(Rows from a dataset)
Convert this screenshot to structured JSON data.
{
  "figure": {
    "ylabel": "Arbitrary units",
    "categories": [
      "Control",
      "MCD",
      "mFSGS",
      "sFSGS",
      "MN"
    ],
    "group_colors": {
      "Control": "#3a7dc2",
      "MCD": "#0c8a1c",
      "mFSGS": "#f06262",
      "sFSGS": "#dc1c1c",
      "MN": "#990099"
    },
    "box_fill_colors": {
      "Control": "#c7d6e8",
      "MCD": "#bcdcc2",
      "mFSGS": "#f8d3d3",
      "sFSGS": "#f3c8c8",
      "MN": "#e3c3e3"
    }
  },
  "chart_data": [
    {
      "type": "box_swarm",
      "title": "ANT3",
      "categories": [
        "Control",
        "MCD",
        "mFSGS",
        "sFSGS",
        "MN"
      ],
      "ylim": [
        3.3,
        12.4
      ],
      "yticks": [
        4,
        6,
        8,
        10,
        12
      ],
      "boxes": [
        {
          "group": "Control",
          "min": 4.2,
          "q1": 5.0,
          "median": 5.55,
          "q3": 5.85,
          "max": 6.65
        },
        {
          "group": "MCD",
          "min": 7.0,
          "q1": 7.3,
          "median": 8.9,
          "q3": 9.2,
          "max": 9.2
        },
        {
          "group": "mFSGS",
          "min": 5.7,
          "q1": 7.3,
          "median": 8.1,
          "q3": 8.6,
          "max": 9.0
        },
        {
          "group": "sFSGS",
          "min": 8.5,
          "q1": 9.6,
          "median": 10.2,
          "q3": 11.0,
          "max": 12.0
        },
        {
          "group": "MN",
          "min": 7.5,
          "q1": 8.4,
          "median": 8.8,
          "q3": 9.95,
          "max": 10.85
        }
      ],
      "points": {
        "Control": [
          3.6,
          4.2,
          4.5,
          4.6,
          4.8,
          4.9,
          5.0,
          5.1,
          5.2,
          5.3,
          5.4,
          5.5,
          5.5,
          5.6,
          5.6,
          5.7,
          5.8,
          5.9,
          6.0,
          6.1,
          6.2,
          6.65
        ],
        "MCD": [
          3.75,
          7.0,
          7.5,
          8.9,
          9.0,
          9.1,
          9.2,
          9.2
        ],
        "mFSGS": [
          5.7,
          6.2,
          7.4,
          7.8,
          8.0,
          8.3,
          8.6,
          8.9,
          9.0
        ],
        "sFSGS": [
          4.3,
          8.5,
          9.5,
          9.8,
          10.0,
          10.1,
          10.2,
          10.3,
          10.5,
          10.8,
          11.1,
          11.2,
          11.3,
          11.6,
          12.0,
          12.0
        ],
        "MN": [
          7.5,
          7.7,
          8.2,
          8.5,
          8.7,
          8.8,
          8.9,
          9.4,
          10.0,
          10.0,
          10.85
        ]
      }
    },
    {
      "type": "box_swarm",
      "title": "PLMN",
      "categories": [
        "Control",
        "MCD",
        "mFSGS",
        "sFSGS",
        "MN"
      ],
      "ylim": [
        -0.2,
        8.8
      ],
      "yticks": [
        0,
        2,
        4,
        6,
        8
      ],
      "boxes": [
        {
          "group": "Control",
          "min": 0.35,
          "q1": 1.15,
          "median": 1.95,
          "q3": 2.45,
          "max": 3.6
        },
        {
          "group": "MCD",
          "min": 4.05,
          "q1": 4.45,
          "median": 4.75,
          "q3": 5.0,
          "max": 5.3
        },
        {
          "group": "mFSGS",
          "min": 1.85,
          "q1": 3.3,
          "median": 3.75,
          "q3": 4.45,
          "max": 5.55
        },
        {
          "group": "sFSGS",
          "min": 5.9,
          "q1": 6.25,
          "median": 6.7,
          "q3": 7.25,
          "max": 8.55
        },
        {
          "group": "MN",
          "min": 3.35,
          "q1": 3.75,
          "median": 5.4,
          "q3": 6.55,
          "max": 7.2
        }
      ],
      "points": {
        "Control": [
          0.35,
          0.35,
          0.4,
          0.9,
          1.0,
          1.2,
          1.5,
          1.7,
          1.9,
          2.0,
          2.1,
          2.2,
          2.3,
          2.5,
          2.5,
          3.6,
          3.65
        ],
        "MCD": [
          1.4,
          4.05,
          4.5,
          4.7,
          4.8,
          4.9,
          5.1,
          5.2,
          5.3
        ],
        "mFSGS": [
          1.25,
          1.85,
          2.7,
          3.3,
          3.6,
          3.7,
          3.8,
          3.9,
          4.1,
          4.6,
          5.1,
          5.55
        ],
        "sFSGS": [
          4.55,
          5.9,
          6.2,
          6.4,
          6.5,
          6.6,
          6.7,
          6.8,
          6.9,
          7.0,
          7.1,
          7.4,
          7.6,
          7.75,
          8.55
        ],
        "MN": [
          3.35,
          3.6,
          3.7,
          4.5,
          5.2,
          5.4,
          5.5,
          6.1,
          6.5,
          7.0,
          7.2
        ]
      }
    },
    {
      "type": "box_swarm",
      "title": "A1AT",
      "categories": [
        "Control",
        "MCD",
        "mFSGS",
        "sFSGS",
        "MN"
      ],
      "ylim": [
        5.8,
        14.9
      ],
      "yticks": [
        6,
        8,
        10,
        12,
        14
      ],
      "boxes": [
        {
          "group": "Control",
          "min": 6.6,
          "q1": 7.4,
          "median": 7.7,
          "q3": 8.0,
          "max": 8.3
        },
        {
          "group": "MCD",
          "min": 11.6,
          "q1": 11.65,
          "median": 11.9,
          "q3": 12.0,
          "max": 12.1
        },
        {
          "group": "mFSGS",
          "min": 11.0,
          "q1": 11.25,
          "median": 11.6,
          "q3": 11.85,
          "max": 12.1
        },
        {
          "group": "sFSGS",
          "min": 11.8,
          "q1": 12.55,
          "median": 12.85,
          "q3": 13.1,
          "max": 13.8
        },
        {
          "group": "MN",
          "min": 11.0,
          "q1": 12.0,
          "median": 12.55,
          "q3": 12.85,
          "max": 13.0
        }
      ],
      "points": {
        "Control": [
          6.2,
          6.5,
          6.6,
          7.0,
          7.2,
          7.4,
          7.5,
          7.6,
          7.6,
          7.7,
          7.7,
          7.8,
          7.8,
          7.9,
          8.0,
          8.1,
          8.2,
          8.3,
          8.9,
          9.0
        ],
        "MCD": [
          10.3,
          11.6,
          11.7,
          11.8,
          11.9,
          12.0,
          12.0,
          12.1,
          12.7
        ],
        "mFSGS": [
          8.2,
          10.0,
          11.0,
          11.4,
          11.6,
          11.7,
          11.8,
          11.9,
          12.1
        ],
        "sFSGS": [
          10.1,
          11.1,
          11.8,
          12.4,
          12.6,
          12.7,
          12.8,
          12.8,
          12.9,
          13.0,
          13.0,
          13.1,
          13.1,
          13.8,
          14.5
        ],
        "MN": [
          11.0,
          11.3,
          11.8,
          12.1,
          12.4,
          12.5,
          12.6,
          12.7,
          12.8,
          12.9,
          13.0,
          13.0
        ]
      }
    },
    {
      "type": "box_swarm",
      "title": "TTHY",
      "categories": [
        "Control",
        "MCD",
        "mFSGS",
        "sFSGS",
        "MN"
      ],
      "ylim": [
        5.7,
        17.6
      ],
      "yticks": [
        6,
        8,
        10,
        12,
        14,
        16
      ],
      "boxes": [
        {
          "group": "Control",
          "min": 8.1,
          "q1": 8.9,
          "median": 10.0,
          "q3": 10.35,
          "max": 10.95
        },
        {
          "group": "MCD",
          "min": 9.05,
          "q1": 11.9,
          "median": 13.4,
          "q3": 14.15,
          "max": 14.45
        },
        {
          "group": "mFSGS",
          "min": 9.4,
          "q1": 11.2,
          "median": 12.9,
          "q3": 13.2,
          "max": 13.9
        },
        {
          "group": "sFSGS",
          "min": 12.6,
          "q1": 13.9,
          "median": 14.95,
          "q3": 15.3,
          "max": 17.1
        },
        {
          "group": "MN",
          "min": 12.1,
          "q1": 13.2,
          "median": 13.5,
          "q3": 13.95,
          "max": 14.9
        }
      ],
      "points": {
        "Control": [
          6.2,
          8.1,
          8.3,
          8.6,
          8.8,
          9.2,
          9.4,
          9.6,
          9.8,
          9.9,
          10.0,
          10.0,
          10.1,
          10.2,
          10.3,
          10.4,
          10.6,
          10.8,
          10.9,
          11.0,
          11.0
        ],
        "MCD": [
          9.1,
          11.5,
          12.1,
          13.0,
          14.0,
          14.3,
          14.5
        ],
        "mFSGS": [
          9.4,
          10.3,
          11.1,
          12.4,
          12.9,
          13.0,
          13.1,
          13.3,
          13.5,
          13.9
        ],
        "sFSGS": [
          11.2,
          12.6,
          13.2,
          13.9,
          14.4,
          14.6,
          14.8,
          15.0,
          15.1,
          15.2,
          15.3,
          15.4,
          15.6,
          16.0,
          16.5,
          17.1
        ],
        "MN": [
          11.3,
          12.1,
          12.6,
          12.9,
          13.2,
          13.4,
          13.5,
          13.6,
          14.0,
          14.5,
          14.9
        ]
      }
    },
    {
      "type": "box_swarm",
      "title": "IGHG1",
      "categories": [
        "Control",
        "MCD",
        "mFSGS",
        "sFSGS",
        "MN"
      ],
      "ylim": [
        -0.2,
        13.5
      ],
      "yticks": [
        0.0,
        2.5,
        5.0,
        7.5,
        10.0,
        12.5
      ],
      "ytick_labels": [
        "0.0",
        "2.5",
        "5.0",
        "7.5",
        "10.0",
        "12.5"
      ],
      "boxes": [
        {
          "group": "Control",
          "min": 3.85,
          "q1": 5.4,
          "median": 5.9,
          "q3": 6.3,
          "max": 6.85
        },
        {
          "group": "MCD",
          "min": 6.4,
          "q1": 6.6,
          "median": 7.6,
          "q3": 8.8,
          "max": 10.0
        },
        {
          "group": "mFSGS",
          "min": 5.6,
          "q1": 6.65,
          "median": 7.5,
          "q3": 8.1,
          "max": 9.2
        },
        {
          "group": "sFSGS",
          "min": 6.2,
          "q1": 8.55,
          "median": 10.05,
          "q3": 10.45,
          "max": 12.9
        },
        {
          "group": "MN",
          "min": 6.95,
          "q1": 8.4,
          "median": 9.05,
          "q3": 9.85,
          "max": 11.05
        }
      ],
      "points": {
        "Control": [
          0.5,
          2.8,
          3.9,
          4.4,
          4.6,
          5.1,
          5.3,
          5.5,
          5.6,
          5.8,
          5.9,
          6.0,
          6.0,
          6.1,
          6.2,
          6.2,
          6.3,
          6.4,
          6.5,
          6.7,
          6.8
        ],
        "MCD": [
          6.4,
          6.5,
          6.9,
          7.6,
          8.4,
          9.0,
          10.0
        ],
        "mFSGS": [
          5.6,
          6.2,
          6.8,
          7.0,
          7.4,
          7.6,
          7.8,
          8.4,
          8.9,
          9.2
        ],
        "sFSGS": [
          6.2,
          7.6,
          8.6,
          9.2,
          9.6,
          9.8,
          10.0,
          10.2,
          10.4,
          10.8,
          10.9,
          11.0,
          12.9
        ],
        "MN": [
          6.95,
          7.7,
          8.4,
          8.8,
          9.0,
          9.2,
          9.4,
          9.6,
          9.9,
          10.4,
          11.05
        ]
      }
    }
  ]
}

Exercise details
For the data above, state how many lines contain "title"; the number is the whole answer.

The completed task
5